Prompt: Reproduce each record exactly.

Supplied records:
<<<<

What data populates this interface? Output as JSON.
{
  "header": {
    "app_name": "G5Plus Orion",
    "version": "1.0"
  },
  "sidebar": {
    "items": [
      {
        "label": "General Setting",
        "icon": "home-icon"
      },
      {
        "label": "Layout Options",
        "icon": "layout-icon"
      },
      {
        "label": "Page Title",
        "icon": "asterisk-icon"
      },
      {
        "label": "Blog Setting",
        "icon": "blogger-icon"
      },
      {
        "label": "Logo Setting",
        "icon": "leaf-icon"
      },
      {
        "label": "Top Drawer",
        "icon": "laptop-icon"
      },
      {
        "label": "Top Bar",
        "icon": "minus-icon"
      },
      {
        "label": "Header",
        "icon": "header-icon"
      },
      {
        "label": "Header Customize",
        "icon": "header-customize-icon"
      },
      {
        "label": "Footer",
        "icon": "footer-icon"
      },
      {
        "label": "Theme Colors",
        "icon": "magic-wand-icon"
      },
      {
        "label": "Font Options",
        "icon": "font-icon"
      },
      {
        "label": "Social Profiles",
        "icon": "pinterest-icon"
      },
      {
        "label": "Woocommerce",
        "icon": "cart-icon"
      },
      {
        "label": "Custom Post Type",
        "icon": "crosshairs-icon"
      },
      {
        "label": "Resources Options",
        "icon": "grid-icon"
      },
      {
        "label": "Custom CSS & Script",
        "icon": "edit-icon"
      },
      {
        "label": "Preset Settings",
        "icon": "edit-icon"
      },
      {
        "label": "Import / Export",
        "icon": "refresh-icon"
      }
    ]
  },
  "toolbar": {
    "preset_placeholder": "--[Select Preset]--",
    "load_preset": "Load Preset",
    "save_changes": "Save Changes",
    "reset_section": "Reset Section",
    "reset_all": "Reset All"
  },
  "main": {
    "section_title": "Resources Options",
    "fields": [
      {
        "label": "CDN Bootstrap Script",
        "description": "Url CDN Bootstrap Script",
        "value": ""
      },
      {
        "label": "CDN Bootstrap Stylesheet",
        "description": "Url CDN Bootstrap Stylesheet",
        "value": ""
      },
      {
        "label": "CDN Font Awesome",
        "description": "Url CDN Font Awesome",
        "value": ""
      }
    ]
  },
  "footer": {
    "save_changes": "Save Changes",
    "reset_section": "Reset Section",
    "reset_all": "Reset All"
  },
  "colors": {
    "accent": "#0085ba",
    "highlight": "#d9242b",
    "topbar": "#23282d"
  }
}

>>>>

Response to the task:
What data populates this interface? Output as JSON.
{
  "header": {
    "app_name": "G5Plus Orion",
    "version": "1.0"
  },
  "sidebar": {
    "items": [
      {
        "label": "General Setting",
        "icon": "home-icon"
      },
      {
        "label": "Layout Options",
        "icon": "layout-icon"
      },
      {
        "label": "Page Title",
        "icon": "asterisk-icon"
      },
      {
        "label": "Blog Setting",
        "icon": "blogger-icon"
      },
      {
        "label": "Logo Setting",
        "icon": "leaf-icon"
      },
      {
        "label": "Top Drawer",
        "icon": "laptop-icon"
      },
      {
        "label": "Top Bar",
        "icon": "minus-icon"
      },
      {
        "label": "Header",
        "icon": "header-icon"
      },
      {
        "label": "Header Customize",
        "icon": "header-customize-icon"
      },
      {
        "label": "Footer",
        "icon": "footer-icon"
      },
      {
        "label": "Theme Colors",
        "icon": "magic-wand-icon"
      },
      {
        "label": "Font Options",
        "icon": "font-icon"
      },
      {
        "label": "Social Profiles",
        "icon": "pinterest-icon"
      },
      {
        "label": "Woocommerce",
        "icon": "cart-icon"
      },
      {
        "label": "Custom Post Type",
        "icon": "crosshairs-icon"
      },
      {
        "label": "Resources Options",
        "icon": "grid-icon"
      },
      {
        "label": "Custom CSS & Script",
        "icon": "edit-icon"
      },
      {
        "label": "Preset Settings",
        "icon": "edit-icon"
      },
      {
        "label": "Import / Export",
        "icon": "refresh-icon"
      }
    ]
  },
  "toolbar": {
    "preset_placeholder": "--[Select Preset]--",
    "load_preset": "Load Preset",
    "save_changes": "Save Changes",
    "reset_section": "Reset Section",
    "reset_all": "Reset All"
  },
  "main": {
    "section_title": "Resources Options",
    "fields": [
      {
        "label": "CDN Bootstrap Script",
        "description": "Url CDN Bootstrap Script",
        "value": ""
      },
      {
        "label": "CDN Bootstrap Stylesheet",
        "description": "Url CDN Bootstrap Stylesheet",
        "value": ""
      },
      {
        "label": "CDN Font Awesome",
        "description": "Url CDN Font Awesome",
        "value": ""
      }
    ]
  },
  "footer": {
    "save_changes": "Save Changes",
    "reset_section": "Reset Section",
    "reset_all": "Reset All"
  },
  "colors": {
    "accent": "#0085ba",
    "highlight": "#d9242b",
    "topbar": "#23282d"
  }
}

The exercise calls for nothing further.